Would you give the data below back exactly as it reads?

** Opening Records supplied block **

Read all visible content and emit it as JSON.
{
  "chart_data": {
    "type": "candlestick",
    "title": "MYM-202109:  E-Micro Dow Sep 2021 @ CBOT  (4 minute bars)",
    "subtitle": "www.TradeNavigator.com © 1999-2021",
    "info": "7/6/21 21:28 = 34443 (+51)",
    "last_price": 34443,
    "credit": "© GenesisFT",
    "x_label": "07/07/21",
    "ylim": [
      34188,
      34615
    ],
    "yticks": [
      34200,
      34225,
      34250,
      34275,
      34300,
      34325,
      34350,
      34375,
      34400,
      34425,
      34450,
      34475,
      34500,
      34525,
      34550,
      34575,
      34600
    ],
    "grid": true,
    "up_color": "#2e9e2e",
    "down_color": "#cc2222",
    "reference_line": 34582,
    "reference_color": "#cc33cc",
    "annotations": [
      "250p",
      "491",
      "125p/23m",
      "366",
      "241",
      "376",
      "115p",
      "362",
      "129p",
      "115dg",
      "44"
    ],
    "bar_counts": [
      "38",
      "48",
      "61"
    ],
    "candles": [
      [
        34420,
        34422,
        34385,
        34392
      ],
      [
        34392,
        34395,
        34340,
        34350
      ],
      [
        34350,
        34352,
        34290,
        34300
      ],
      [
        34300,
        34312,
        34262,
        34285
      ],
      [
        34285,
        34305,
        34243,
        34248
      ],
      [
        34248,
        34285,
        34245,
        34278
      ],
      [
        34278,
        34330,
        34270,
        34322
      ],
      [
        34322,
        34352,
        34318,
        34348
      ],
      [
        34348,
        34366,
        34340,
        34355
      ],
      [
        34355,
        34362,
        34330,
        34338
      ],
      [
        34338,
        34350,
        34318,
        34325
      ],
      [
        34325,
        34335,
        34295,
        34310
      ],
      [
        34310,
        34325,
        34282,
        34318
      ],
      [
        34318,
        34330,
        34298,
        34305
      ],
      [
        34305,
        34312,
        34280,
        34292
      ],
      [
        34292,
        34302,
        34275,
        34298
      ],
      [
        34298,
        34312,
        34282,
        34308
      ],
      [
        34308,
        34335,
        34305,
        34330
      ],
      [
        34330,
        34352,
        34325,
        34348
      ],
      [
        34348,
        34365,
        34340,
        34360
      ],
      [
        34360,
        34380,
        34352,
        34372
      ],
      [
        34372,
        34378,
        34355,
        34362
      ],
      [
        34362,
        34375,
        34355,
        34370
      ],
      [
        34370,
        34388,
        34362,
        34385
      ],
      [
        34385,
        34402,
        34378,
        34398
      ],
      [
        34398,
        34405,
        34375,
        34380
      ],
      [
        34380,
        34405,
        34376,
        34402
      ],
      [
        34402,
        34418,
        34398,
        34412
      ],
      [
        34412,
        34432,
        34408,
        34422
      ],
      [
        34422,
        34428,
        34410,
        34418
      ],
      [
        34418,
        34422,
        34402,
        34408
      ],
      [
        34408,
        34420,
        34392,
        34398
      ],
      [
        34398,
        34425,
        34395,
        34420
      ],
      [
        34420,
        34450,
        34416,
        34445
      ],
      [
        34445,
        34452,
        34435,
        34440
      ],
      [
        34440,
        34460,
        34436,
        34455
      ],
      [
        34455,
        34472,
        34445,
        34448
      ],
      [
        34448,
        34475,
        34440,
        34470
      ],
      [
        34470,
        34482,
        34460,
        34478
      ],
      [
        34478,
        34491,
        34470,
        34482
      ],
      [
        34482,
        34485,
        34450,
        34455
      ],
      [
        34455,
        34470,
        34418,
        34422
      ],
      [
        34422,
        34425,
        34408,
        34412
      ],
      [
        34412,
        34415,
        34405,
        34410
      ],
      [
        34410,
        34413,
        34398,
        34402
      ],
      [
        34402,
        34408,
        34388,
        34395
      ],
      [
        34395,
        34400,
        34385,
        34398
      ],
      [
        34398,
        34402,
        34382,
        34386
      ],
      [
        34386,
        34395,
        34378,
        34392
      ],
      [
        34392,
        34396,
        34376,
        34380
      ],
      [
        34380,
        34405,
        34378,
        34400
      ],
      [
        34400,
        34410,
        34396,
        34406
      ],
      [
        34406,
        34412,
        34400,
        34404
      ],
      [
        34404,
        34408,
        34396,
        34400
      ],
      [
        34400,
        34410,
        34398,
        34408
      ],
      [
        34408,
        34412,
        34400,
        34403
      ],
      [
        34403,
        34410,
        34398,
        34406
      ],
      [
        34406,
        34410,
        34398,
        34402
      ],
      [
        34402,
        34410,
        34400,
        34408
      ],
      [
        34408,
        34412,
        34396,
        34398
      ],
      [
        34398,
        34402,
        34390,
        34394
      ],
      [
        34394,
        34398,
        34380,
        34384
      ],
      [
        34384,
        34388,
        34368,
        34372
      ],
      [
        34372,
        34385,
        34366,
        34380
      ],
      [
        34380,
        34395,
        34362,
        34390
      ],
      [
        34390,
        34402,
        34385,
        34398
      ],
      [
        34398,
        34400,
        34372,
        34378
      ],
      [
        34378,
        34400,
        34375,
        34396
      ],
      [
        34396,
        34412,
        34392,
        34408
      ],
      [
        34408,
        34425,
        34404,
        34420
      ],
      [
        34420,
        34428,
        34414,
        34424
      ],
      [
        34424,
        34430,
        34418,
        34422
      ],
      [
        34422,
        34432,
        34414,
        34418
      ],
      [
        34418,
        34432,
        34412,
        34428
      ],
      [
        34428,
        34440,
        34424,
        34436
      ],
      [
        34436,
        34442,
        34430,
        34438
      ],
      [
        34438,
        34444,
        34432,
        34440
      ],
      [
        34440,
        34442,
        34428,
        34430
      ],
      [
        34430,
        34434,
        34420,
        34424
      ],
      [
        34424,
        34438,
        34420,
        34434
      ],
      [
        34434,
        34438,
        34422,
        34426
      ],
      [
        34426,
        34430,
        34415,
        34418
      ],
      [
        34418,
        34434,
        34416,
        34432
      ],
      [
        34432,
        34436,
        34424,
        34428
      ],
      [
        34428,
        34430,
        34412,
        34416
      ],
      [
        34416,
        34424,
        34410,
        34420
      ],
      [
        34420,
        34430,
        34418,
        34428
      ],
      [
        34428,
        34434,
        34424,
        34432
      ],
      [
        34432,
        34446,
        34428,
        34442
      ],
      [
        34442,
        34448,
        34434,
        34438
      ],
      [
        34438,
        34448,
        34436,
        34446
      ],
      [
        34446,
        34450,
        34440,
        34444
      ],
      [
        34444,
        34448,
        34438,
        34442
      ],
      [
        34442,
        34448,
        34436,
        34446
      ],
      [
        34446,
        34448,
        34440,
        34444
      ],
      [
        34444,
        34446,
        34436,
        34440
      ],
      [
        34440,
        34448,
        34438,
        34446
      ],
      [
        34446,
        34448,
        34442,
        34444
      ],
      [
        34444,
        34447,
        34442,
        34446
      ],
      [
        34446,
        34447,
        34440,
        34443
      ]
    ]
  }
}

** Closing Records supplied block **

▶ **Result**:
Read all visible content and emit it as JSON.
{
  "chart_data": {
    "type": "candlestick",
    "title": "MYM-202109:  E-Micro Dow Sep 2021 @ CBOT  (4 minute bars)",
    "subtitle": "www.TradeNavigator.com © 1999-2021",
    "info": "7/6/21 21:28 = 34443 (+51)",
    "last_price": 34443,
    "credit": "© GenesisFT",
    "x_label": "07/07/21",
    "ylim": [
      34188,
      34615
    ],
    "yticks": [
      34200,
      34225,
      34250,
      34275,
      34300,
      34325,
      34350,
      34375,
      34400,
      34425,
      34450,
      34475,
      34500,
      34525,
      34550,
      34575,
      34600
    ],
    "grid": true,
    "up_color": "#2e9e2e",
    "down_color": "#cc2222",
    "reference_line": 34582,
    "reference_color": "#cc33cc",
    "annotations": [
      "250p",
      "491",
      "125p/23m",
      "366",
      "241",
      "376",
      "115p",
      "362",
      "129p",
      "115dg",
      "44"
    ],
    "bar_counts": [
      "38",
      "48",
      "61"
    ],
    "candles": [
      [
        34420,
        34422,
        34385,
        34392
      ],
      [
        34392,
        34395,
        34340,
        34350
      ],
      [
        34350,
        34352,
        34290,
        34300
      ],
      [
        34300,
        34312,
        34262,
        34285
      ],
      [
        34285,
        34305,
        34243,
        34248
      ],
      [
        34248,
        34285,
        34245,
        34278
      ],
      [
        34278,
        34330,
        34270,
        34322
      ],
      [
        34322,
        34352,
        34318,
        34348
      ],
      [
        34348,
        34366,
        34340,
        34355
      ],
      [
        34355,
        34362,
        34330,
        34338
      ],
      [
        34338,
        34350,
        34318,
        34325
      ],
      [
        34325,
        34335,
        34295,
        34310
      ],
      [
        34310,
        34325,
        34282,
        34318
      ],
      [
        34318,
        34330,
        34298,
        34305
      ],
      [
        34305,
        34312,
        34280,
        34292
      ],
      [
        34292,
        34302,
        34275,
        34298
      ],
      [
        34298,
        34312,
        34282,
        34308
      ],
      [
        34308,
        34335,
        34305,
        34330
      ],
      [
        34330,
        34352,
        34325,
        34348
      ],
      [
        34348,
        34365,
        34340,
        34360
      ],
      [
        34360,
        34380,
        34352,
        34372
      ],
      [
        34372,
        34378,
        34355,
        34362
      ],
      [
        34362,
        34375,
        34355,
        34370
      ],
      [
        34370,
        34388,
        34362,
        34385
      ],
      [
        34385,
        34402,
        34378,
        34398
      ],
      [
        34398,
        34405,
        34375,
        34380
      ],
      [
        34380,
        34405,
        34376,
        34402
      ],
      [
        34402,
        34418,
        34398,
        34412
      ],
      [
        34412,
        34432,
        34408,
        34422
      ],
      [
        34422,
        34428,
        34410,
        34418
      ],
      [
        34418,
        34422,
        34402,
        34408
      ],
      [
        34408,
        34420,
        34392,
        34398
      ],
      [
        34398,
        34425,
        34395,
        34420
      ],
      [
        34420,
        34450,
        34416,
        34445
      ],
      [
        34445,
        34452,
        34435,
        34440
      ],
      [
        34440,
        34460,
        34436,
        34455
      ],
      [
        34455,
        34472,
        34445,
        34448
      ],
      [
        34448,
        34475,
        34440,
        34470
      ],
      [
        34470,
        34482,
        34460,
        34478
      ],
      [
        34478,
        34491,
        34470,
        34482
      ],
      [
        34482,
        34485,
        34450,
        34455
      ],
      [
        34455,
        34470,
        34418,
        34422
      ],
      [
        34422,
        34425,
        34408,
        34412
      ],
      [
        34412,
        34415,
        34405,
        34410
      ],
      [
        34410,
        34413,
        34398,
        34402
      ],
      [
        34402,
        34408,
        34388,
        34395
      ],
      [
        34395,
        34400,
        34385,
        34398
      ],
      [
        34398,
        34402,
        34382,
        34386
      ],
      [
        34386,
        34395,
        34378,
        34392
      ],
      [
        34392,
        34396,
        34376,
        34380
      ],
      [
        34380,
        34405,
        34378,
        34400
      ],
      [
        34400,
        34410,
        34396,
        34406
      ],
      [
        34406,
        34412,
        34400,
        34404
      ],
      [
        34404,
        34408,
        34396,
        34400
      ],
      [
        34400,
        34410,
        34398,
        34408
      ],
      [
        34408,
        34412,
        34400,
        34403
      ],
      [
        34403,
        34410,
        34398,
        34406
      ],
      [
        34406,
        34410,
        34398,
        34402
      ],
      [
        34402,
        34410,
        34400,
        34408
      ],
      [
        34408,
        34412,
        34396,
        34398
      ],
      [
        34398,
        34402,
        34390,
        34394
      ],
      [
        34394,
        34398,
        34380,
        34384
      ],
      [
        34384,
        34388,
        34368,
        34372
      ],
      [
        34372,
        34385,
        34366,
        34380
      ],
      [
        34380,
        34395,
        34362,
        34390
      ],
      [
        34390,
        34402,
        34385,
        34398
      ],
      [
        34398,
        34400,
        34372,
        34378
      ],
      [
        34378,
        34400,
        34375,
        34396
      ],
      [
        34396,
        34412,
        34392,
        34408
      ],
      [
        34408,
        34425,
        34404,
        34420
      ],
      [
        34420,
        34428,
        34414,
        34424
      ],
      [
        34424,
        34430,
        34418,
        34422
      ],
      [
        34422,
        34432,
        34414,
        34418
      ],
      [
        34418,
        34432,
        34412,
        34428
      ],
      [
        34428,
        34440,
        34424,
        34436
      ],
      [
        34436,
        34442,
        34430,
        34438
      ],
      [
        34438,
        34444,
        34432,
        34440
      ],
      [
        34440,
        34442,
        34428,
        34430
      ],
      [
        34430,
        34434,
        34420,
        34424
      ],
      [
        34424,
        34438,
        34420,
        34434
      ],
      [
        34434,
        34438,
        34422,
        34426
      ],
      [
        34426,
        34430,
        34415,
        34418
      ],
      [
        34418,
        34434,
        34416,
        34432
      ],
      [
        34432,
        34436,
        34424,
        34428
      ],
      [
        34428,
        34430,
        34412,
        34416
      ],
      [
        34416,
        34424,
        34410,
        34420
      ],
      [
        34420,
        34430,
        34418,
        34428
      ],
      [
        34428,
        34434,
        34424,
        34432
      ],
      [
        34432,
        34446,
        34428,
        34442
      ],
      [
        34442,
        34448,
        34434,
        34438
      ],
      [
        34438,
        34448,
        34436,
        34446
      ],
      [
        34446,
        34450,
        34440,
        34444
      ],
      [
        34444,
        34448,
        34438,
        34442
      ],
      [
        34442,
        34448,
        34436,
        34446
      ],
      [
        34446,
        34448,
        34440,
        34444
      ],
      [
        34444,
        34446,
        34436,
        34440
      ],
      [
        34440,
        34448,
        34438,
        34446
      ],
      [
        34446,
        34448,
        34442,
        34444
      ],
      [
        34444,
        34447,
        34442,
        34446
      ],
      [
        34446,
        34447,
        34440,
        34443
      ]
    ]
  }
}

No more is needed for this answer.